Exercise instructions -
Scan the entries below. List each line with "баллами".

Provided records -
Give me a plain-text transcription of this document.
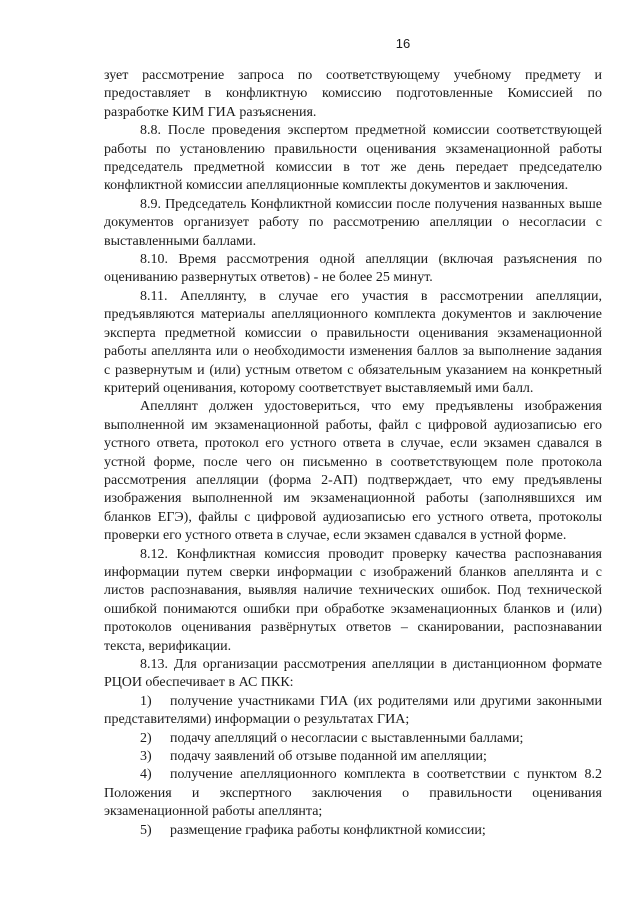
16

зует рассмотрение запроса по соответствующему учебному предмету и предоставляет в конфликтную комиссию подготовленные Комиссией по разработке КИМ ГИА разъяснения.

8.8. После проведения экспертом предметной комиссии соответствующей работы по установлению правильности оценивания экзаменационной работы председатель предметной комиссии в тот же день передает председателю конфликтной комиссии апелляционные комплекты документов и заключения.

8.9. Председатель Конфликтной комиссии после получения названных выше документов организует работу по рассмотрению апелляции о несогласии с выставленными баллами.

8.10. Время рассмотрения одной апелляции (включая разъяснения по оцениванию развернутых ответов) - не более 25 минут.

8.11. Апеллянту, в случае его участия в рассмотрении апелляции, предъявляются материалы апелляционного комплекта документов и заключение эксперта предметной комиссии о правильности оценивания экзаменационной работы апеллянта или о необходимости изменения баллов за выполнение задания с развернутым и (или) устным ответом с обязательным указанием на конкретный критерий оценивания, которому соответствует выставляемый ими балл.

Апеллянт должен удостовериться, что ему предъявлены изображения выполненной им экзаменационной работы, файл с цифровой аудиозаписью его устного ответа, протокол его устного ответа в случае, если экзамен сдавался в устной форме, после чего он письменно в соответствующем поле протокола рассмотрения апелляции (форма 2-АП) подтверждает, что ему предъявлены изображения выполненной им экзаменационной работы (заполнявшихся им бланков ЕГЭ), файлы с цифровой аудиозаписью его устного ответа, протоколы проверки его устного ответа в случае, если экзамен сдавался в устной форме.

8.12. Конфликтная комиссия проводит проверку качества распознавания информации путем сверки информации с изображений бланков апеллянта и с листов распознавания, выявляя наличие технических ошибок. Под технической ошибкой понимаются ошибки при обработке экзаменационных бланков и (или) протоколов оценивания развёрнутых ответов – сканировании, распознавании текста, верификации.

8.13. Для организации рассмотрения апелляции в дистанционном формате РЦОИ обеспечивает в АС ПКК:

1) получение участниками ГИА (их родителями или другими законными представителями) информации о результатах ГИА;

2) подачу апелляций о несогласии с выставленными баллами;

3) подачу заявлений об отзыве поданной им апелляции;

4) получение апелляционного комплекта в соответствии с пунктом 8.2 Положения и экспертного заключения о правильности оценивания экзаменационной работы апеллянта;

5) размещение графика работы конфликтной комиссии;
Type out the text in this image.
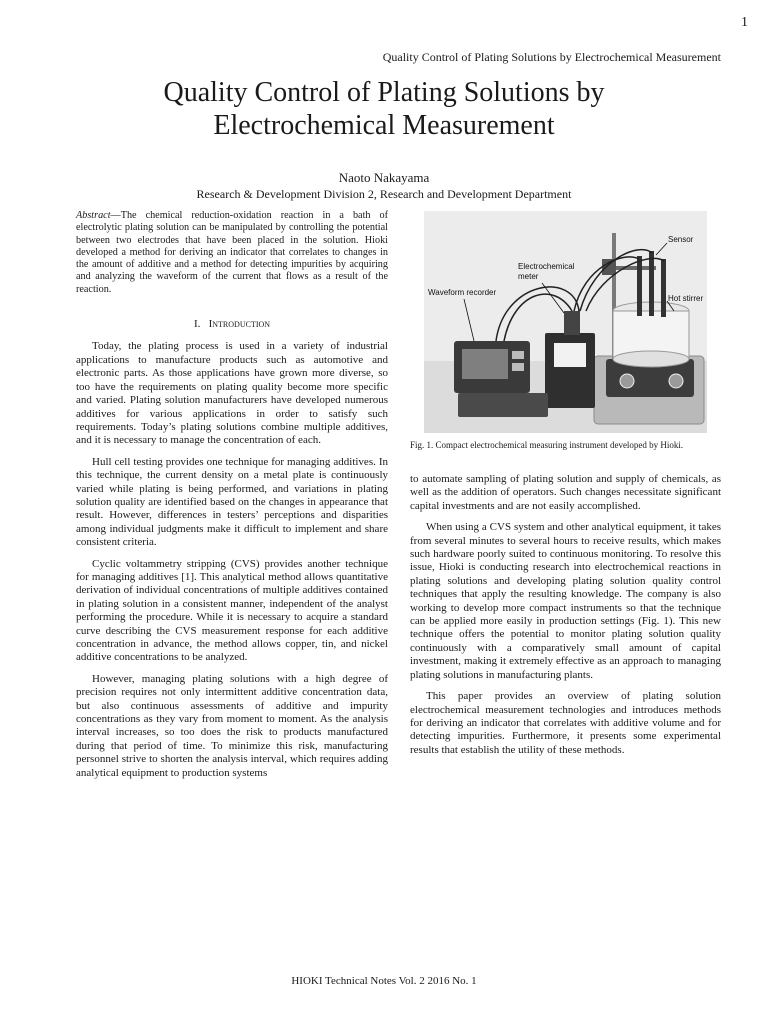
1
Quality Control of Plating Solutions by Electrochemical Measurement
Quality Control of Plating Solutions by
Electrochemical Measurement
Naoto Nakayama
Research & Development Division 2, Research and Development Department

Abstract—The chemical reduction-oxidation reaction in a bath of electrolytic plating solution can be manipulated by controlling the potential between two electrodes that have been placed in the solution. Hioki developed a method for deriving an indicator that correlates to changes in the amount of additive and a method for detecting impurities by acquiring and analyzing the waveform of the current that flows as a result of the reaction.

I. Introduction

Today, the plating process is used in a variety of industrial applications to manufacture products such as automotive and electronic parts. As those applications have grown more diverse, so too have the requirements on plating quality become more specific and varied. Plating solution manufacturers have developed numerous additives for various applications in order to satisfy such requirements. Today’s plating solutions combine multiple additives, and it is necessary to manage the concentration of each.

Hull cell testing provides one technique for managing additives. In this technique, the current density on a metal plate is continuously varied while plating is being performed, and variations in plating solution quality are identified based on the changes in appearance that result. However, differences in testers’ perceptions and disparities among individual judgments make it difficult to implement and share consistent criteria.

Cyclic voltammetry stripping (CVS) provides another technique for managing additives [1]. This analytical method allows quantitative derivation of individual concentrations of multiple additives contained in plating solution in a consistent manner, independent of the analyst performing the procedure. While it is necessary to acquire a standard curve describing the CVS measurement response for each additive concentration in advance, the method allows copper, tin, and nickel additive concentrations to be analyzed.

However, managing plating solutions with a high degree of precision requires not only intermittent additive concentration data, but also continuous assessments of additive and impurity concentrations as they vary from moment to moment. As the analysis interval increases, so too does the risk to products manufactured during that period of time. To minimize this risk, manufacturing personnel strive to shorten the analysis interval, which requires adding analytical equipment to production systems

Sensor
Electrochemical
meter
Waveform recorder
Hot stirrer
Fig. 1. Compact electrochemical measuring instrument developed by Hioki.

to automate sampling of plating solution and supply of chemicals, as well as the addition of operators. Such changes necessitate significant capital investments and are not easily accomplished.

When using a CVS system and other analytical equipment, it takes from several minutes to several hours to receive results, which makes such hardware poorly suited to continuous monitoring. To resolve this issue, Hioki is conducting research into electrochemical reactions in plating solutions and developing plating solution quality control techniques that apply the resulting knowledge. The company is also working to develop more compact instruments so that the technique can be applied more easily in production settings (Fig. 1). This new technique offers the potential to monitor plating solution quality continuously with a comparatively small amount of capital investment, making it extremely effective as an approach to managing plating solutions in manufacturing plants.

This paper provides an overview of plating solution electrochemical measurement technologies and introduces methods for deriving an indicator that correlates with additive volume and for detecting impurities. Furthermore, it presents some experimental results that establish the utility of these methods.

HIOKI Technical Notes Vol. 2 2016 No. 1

Solved exercise -
8.9. Председатель Конфликтной комиссии после получения названных выше документов организует работу по рассмотрению апелляции о несогласии с выставленными баллами.
2) подачу апелляций о несогласии с выставленными баллами;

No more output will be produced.